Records

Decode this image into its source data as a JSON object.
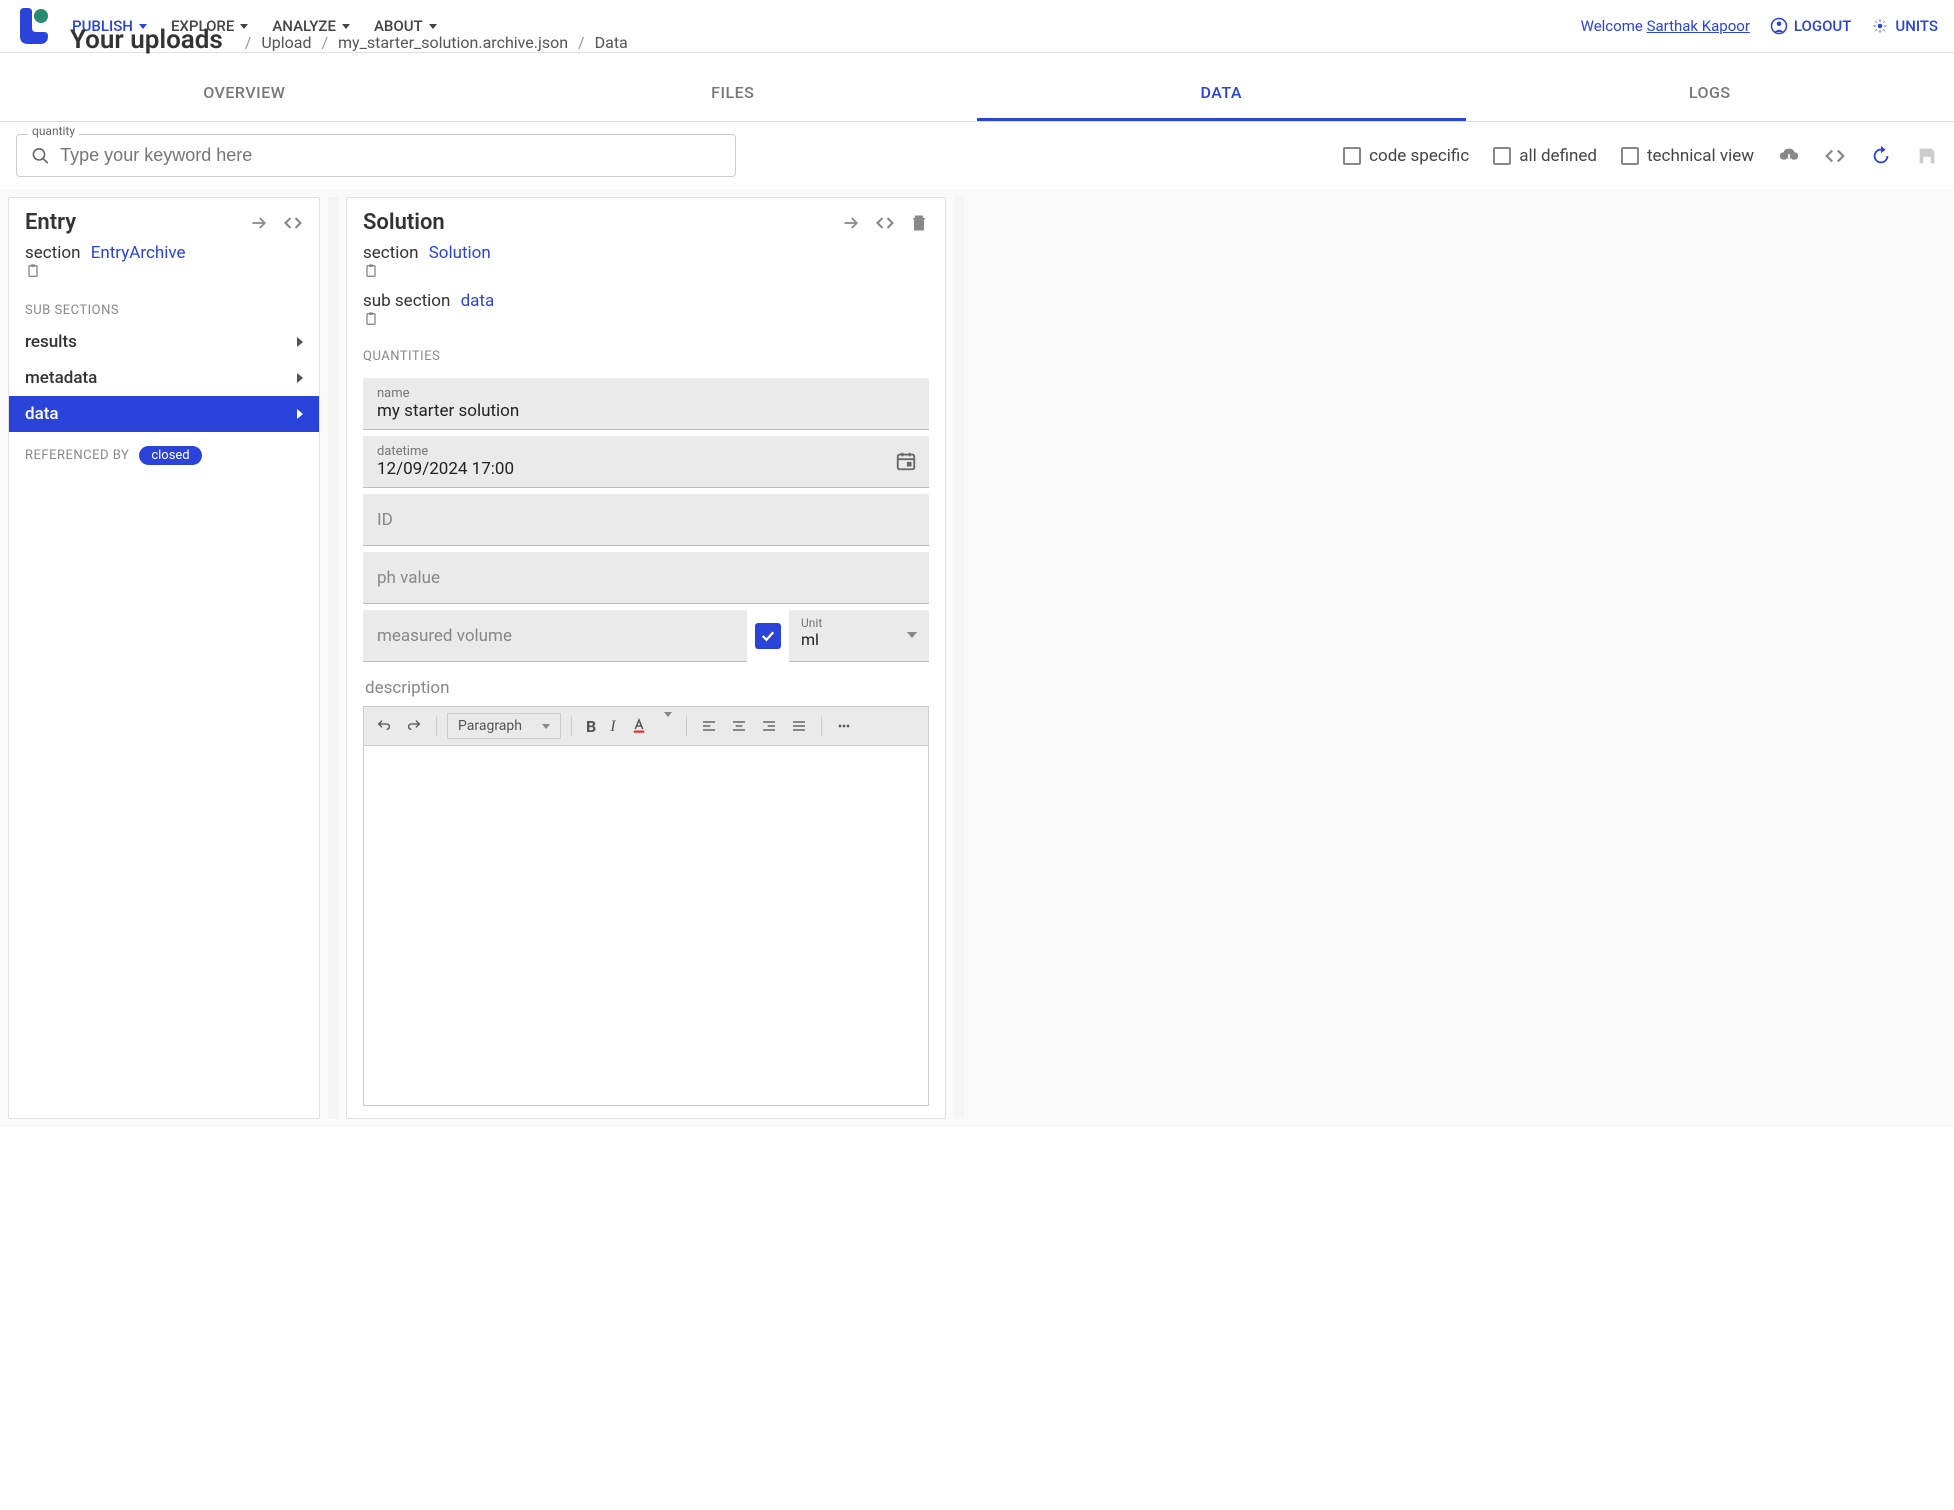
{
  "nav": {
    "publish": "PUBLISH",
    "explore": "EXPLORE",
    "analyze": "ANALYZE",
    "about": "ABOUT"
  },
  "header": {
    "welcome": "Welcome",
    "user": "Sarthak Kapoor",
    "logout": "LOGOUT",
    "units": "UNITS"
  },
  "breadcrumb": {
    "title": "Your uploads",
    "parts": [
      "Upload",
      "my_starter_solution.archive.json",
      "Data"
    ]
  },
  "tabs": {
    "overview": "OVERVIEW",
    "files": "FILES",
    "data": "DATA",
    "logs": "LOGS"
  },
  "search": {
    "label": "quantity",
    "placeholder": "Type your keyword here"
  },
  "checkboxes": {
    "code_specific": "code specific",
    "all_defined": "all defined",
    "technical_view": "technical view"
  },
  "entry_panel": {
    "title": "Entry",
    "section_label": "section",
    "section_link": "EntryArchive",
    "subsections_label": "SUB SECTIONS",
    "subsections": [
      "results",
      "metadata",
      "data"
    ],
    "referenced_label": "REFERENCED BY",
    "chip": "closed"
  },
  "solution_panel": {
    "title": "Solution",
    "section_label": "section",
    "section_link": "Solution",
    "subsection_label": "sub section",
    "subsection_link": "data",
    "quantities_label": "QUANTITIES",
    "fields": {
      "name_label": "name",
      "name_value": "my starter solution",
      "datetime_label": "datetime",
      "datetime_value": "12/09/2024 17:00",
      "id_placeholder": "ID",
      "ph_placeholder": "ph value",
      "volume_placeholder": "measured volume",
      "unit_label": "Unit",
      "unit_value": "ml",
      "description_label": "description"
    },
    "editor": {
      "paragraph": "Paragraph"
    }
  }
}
---
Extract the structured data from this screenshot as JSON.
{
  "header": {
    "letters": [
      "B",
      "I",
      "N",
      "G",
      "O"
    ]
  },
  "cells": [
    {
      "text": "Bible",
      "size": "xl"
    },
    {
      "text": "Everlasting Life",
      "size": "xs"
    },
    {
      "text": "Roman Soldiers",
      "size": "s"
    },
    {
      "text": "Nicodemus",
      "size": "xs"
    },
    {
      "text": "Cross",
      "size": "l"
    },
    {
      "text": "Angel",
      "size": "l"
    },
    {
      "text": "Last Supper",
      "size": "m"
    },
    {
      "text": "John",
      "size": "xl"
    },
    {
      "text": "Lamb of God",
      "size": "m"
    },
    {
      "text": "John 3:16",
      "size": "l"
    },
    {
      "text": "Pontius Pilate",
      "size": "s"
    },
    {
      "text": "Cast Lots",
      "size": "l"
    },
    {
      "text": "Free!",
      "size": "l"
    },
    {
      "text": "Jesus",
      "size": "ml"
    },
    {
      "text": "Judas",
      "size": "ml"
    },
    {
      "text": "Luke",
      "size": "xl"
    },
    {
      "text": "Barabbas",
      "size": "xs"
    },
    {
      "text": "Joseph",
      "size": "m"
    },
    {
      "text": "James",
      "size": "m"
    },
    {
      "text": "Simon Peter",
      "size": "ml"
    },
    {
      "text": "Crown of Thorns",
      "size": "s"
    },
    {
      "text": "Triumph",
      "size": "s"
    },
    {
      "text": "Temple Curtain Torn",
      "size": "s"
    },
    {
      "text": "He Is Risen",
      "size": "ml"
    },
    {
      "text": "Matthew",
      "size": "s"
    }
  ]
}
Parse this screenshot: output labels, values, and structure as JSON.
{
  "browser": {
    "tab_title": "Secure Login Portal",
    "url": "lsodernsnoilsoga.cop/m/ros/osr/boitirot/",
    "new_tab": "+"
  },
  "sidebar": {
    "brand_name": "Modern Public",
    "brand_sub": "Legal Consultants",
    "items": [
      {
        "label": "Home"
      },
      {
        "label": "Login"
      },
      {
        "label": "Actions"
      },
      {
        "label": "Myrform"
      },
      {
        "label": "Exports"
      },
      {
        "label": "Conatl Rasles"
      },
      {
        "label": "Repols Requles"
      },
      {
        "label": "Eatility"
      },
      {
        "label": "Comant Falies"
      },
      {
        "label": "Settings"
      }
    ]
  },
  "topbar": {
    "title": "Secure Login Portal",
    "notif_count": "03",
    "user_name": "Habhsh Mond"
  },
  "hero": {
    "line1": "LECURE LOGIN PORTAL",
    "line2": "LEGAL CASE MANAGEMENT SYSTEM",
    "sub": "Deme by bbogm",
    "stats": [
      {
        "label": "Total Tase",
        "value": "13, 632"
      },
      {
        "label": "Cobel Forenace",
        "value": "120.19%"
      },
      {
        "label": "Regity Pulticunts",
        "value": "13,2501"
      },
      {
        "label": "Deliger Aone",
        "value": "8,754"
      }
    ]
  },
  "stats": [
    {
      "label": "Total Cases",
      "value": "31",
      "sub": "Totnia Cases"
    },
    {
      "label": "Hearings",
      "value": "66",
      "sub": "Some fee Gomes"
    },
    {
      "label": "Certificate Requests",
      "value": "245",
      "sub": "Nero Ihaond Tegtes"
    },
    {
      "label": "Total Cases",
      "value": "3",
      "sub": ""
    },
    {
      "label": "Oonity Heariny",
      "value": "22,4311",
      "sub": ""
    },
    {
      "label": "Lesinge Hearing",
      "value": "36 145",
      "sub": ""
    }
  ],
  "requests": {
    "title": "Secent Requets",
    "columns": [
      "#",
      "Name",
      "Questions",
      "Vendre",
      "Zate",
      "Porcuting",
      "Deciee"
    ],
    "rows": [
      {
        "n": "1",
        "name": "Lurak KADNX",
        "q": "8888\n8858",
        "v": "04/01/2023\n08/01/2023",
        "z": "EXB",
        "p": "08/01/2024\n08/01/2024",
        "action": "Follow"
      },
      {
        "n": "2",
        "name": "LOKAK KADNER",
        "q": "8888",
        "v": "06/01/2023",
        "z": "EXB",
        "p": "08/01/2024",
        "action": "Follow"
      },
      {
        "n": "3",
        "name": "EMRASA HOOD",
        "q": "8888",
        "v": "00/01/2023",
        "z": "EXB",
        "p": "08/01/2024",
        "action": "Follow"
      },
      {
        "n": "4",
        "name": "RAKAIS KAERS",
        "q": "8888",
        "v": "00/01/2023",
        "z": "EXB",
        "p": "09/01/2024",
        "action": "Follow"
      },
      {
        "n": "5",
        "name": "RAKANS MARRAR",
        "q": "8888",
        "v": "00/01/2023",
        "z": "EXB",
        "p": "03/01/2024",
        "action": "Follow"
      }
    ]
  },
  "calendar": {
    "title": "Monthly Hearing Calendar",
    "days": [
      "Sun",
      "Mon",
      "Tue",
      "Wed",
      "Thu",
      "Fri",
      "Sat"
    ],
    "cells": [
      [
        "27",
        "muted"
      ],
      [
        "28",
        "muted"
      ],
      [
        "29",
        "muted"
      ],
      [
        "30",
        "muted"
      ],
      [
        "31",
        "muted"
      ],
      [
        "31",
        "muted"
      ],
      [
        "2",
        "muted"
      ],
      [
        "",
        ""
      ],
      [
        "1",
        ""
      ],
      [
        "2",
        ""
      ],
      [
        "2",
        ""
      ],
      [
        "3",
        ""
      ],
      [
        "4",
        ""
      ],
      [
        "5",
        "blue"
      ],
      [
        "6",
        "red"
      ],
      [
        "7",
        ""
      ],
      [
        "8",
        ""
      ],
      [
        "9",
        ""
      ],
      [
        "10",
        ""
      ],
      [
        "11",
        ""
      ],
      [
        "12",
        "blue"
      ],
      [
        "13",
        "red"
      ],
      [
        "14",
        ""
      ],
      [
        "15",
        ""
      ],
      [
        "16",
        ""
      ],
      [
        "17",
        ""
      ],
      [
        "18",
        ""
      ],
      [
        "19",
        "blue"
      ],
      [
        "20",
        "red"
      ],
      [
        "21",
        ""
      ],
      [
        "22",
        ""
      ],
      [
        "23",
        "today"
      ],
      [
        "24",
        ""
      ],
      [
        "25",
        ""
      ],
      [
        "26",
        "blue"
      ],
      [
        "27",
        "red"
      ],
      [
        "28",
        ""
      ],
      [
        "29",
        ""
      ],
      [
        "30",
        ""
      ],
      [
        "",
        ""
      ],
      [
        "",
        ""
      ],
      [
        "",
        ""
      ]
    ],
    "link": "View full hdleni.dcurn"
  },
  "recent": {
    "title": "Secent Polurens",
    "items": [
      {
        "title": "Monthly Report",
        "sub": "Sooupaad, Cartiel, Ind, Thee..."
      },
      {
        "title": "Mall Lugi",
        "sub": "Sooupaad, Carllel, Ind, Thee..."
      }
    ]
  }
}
...
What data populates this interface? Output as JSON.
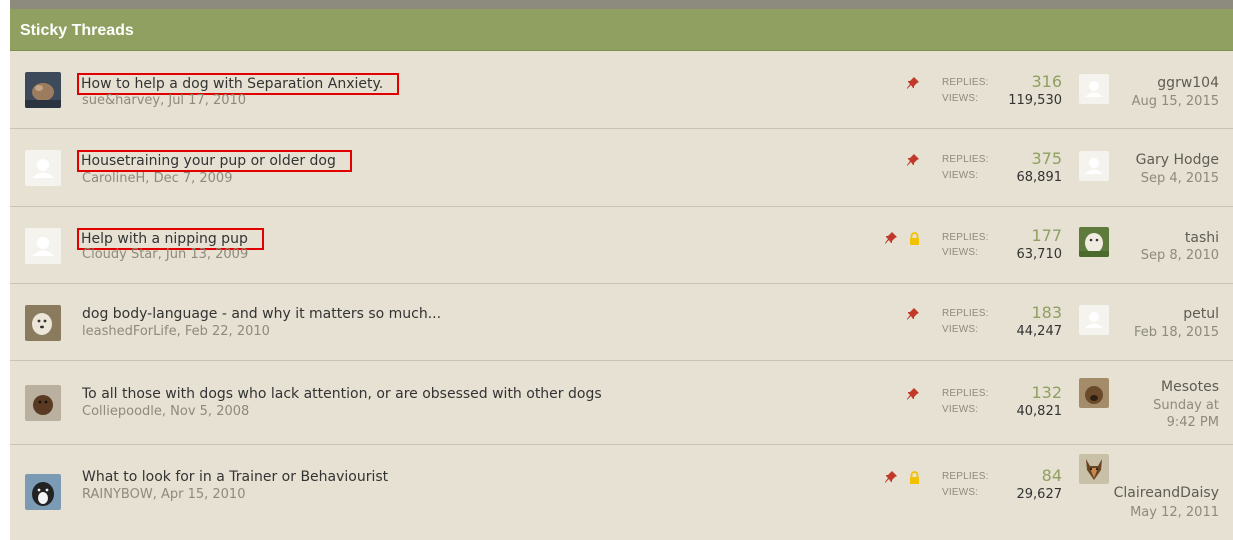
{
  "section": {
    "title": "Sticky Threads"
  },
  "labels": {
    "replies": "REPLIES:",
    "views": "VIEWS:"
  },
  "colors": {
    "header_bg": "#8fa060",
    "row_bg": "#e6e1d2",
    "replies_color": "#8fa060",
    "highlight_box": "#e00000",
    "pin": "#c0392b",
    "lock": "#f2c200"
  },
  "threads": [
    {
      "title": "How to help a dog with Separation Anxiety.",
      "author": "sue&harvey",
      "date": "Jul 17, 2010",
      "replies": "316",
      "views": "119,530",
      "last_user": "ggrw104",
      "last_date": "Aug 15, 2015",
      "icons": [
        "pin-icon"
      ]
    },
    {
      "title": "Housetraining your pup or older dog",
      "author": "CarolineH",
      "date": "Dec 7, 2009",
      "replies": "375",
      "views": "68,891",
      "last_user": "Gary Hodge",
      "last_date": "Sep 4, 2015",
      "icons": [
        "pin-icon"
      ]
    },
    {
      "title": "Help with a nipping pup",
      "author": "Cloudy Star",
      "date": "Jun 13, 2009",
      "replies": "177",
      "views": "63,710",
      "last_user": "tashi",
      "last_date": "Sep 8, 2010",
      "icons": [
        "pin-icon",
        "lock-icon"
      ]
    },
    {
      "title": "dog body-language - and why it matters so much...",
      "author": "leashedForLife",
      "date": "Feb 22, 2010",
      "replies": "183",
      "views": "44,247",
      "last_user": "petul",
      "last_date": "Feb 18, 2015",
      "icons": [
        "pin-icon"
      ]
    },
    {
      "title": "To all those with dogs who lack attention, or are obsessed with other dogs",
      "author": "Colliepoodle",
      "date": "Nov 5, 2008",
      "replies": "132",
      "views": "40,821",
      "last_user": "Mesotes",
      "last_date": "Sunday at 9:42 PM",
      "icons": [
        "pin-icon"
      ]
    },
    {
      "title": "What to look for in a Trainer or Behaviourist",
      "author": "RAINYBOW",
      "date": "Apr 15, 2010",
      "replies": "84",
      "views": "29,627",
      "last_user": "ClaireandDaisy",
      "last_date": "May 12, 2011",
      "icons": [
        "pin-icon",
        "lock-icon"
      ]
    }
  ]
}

* _WRITTEN PROBLEM_: Identify each line holding the string "with", and copy it out.

* _THE RESULT_:
      "title": "How to help a dog with Separation Anxiety.",
      "title": "Help with a nipping pup",
      "title": "To all those with dogs who lack attention, or are obsessed with other dogs",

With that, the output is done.